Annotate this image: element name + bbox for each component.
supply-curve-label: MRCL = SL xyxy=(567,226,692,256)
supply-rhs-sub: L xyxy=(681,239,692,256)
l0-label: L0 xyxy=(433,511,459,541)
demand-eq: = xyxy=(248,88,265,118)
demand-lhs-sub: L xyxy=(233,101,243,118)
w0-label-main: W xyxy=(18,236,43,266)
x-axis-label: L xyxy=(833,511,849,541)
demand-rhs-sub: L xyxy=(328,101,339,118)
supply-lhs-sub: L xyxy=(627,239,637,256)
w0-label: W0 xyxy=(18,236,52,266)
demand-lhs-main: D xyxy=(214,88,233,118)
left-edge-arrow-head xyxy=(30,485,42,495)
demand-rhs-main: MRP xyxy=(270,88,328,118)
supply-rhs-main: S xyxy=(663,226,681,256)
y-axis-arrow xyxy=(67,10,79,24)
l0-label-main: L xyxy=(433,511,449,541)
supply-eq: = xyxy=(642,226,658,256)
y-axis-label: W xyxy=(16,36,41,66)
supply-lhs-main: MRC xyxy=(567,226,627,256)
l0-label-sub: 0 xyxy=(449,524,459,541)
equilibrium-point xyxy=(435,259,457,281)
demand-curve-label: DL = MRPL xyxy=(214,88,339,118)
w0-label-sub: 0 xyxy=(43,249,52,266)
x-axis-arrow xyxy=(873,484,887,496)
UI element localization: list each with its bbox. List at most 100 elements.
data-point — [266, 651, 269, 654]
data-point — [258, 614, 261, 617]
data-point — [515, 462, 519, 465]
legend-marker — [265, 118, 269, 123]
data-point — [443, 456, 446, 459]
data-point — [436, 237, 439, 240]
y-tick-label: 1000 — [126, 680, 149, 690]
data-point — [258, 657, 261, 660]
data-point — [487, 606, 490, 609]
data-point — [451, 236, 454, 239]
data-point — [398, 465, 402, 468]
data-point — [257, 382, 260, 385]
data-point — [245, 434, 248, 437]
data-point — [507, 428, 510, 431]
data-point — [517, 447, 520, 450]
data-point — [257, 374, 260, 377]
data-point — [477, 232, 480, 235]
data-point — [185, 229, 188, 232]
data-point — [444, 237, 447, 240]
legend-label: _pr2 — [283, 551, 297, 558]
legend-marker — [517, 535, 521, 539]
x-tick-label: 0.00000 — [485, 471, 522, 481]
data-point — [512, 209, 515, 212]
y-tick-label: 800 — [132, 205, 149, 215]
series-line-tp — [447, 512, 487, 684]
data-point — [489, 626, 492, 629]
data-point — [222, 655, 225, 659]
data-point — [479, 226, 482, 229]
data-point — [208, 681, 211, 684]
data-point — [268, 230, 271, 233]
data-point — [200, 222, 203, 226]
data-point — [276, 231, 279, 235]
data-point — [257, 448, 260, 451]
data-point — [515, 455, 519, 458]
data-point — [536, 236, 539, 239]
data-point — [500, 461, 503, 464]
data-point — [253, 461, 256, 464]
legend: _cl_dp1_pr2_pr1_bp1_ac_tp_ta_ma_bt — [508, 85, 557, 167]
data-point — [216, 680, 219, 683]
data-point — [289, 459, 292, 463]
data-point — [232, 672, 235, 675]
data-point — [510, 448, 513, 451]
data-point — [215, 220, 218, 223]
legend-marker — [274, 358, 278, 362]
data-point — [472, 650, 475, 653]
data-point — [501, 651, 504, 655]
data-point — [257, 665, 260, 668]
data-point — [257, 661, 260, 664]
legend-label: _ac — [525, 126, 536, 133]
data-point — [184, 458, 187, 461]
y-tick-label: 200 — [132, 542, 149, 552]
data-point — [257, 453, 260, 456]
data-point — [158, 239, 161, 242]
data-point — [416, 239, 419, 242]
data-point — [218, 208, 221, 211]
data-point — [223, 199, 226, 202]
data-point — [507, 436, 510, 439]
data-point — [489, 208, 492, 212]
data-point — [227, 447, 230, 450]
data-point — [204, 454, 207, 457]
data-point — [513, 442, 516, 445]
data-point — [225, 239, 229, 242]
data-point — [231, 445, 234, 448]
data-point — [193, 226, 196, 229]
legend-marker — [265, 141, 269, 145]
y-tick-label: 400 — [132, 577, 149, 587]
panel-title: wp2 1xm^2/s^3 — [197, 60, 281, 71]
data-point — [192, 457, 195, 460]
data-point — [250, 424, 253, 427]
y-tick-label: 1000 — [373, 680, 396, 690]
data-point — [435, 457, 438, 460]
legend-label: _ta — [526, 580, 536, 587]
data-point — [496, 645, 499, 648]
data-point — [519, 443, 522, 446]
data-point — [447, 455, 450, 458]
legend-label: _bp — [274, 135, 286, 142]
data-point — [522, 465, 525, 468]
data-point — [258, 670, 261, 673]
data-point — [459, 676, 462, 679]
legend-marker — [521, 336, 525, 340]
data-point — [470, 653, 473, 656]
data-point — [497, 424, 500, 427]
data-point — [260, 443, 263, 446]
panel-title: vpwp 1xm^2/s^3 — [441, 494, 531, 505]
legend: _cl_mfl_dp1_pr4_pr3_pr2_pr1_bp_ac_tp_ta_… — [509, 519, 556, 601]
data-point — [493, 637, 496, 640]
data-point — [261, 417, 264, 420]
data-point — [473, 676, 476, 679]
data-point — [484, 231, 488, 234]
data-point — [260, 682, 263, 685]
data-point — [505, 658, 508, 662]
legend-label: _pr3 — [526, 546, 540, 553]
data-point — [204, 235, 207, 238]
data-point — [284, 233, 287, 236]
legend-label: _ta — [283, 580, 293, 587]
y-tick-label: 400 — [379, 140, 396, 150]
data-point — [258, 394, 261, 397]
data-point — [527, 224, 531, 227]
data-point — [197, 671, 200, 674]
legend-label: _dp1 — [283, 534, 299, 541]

Directions: Reproduce all of the data above verbatim, keeping every line in its original order.

Task output:
Annotate this image: element name + bbox for each component.
supply-curve-label: MRCL = SL xyxy=(567,226,692,256)
supply-rhs-sub: L xyxy=(681,239,692,256)
l0-label: L0 xyxy=(433,511,459,541)
demand-eq: = xyxy=(248,88,265,118)
demand-lhs-sub: L xyxy=(233,101,243,118)
w0-label-main: W xyxy=(18,236,43,266)
x-axis-label: L xyxy=(833,511,849,541)
demand-rhs-sub: L xyxy=(328,101,339,118)
supply-lhs-sub: L xyxy=(627,239,637,256)
w0-label: W0 xyxy=(18,236,52,266)
demand-lhs-main: D xyxy=(214,88,233,118)
left-edge-arrow-head xyxy=(30,485,42,495)
demand-rhs-main: MRP xyxy=(270,88,328,118)
supply-rhs-main: S xyxy=(663,226,681,256)
y-axis-arrow xyxy=(67,10,79,24)
l0-label-main: L xyxy=(433,511,449,541)
supply-eq: = xyxy=(642,226,658,256)
y-axis-label: W xyxy=(16,36,41,66)
supply-lhs-main: MRC xyxy=(567,226,627,256)
l0-label-sub: 0 xyxy=(449,524,459,541)
equilibrium-point xyxy=(435,259,457,281)
demand-curve-label: DL = MRPL xyxy=(214,88,339,118)
w0-label-sub: 0 xyxy=(43,249,52,266)
x-axis-arrow xyxy=(873,484,887,496)
UI element localization: list each with its bbox. List at most 100 elements.
data-point — [266, 651, 269, 654]
data-point — [258, 614, 261, 617]
data-point — [515, 462, 519, 465]
legend-marker — [265, 118, 269, 123]
data-point — [443, 456, 446, 459]
data-point — [436, 237, 439, 240]
y-tick-label: 1000 — [126, 680, 149, 690]
data-point — [258, 657, 261, 660]
data-point — [487, 606, 490, 609]
data-point — [451, 236, 454, 239]
data-point — [398, 465, 402, 468]
data-point — [257, 382, 260, 385]
data-point — [245, 434, 248, 437]
data-point — [507, 428, 510, 431]
data-point — [517, 447, 520, 450]
data-point — [257, 374, 260, 377]
data-point — [477, 232, 480, 235]
data-point — [185, 229, 188, 232]
data-point — [444, 237, 447, 240]
legend-label: _pr2 — [283, 551, 297, 558]
legend-marker — [517, 535, 521, 539]
x-tick-label: 0.00000 — [485, 471, 522, 481]
data-point — [512, 209, 515, 212]
y-tick-label: 800 — [132, 205, 149, 215]
series-line-tp — [447, 512, 487, 684]
data-point — [489, 626, 492, 629]
data-point — [222, 655, 225, 659]
data-point — [479, 226, 482, 229]
data-point — [208, 681, 211, 684]
data-point — [268, 230, 271, 233]
data-point — [200, 222, 203, 226]
data-point — [276, 231, 279, 235]
data-point — [257, 448, 260, 451]
data-point — [515, 455, 519, 458]
data-point — [536, 236, 539, 239]
data-point — [500, 461, 503, 464]
data-point — [253, 461, 256, 464]
legend: _cl_dp1_pr2_pr1_bp1_ac_tp_ta_ma_bt — [508, 85, 557, 167]
data-point — [216, 680, 219, 683]
data-point — [289, 459, 292, 463]
data-point — [232, 672, 235, 675]
data-point — [510, 448, 513, 451]
data-point — [215, 220, 218, 223]
legend-marker — [274, 358, 278, 362]
data-point — [472, 650, 475, 653]
data-point — [501, 651, 504, 655]
data-point — [257, 665, 260, 668]
data-point — [257, 661, 260, 664]
legend-label: _ac — [525, 126, 536, 133]
data-point — [184, 458, 187, 461]
y-tick-label: 200 — [132, 542, 149, 552]
data-point — [257, 453, 260, 456]
data-point — [158, 239, 161, 242]
data-point — [416, 239, 419, 242]
data-point — [218, 208, 221, 211]
data-point — [223, 199, 226, 202]
data-point — [507, 436, 510, 439]
data-point — [489, 208, 492, 212]
data-point — [227, 447, 230, 450]
data-point — [204, 454, 207, 457]
data-point — [513, 442, 516, 445]
data-point — [225, 239, 229, 242]
data-point — [231, 445, 234, 448]
data-point — [193, 226, 196, 229]
legend-marker — [265, 141, 269, 145]
y-tick-label: 400 — [132, 577, 149, 587]
panel-title: wp2 1xm^2/s^3 — [197, 60, 281, 71]
data-point — [192, 457, 195, 460]
data-point — [250, 424, 253, 427]
y-tick-label: 1000 — [373, 680, 396, 690]
data-point — [435, 457, 438, 460]
legend-label: _ta — [526, 580, 536, 587]
data-point — [496, 645, 499, 648]
data-point — [519, 443, 522, 446]
data-point — [447, 455, 450, 458]
legend-label: _bp — [274, 135, 286, 142]
data-point — [522, 465, 525, 468]
data-point — [258, 670, 261, 673]
data-point — [459, 676, 462, 679]
legend-marker — [521, 336, 525, 340]
data-point — [470, 653, 473, 656]
data-point — [497, 424, 500, 427]
data-point — [260, 443, 263, 446]
panel-title: vpwp 1xm^2/s^3 — [441, 494, 531, 505]
legend: _cl_mfl_dp1_pr4_pr3_pr2_pr1_bp_ac_tp_ta_… — [509, 519, 556, 601]
data-point — [493, 637, 496, 640]
data-point — [261, 417, 264, 420]
data-point — [473, 676, 476, 679]
data-point — [484, 231, 488, 234]
data-point — [260, 682, 263, 685]
data-point — [505, 658, 508, 662]
legend-label: _pr3 — [526, 546, 540, 553]
data-point — [204, 235, 207, 238]
data-point — [284, 233, 287, 236]
legend-label: _ta — [283, 580, 293, 587]
y-tick-label: 400 — [379, 140, 396, 150]
data-point — [258, 394, 261, 397]
data-point — [527, 224, 531, 227]
data-point — [197, 671, 200, 674]
legend-label: _dp1 — [283, 534, 299, 541]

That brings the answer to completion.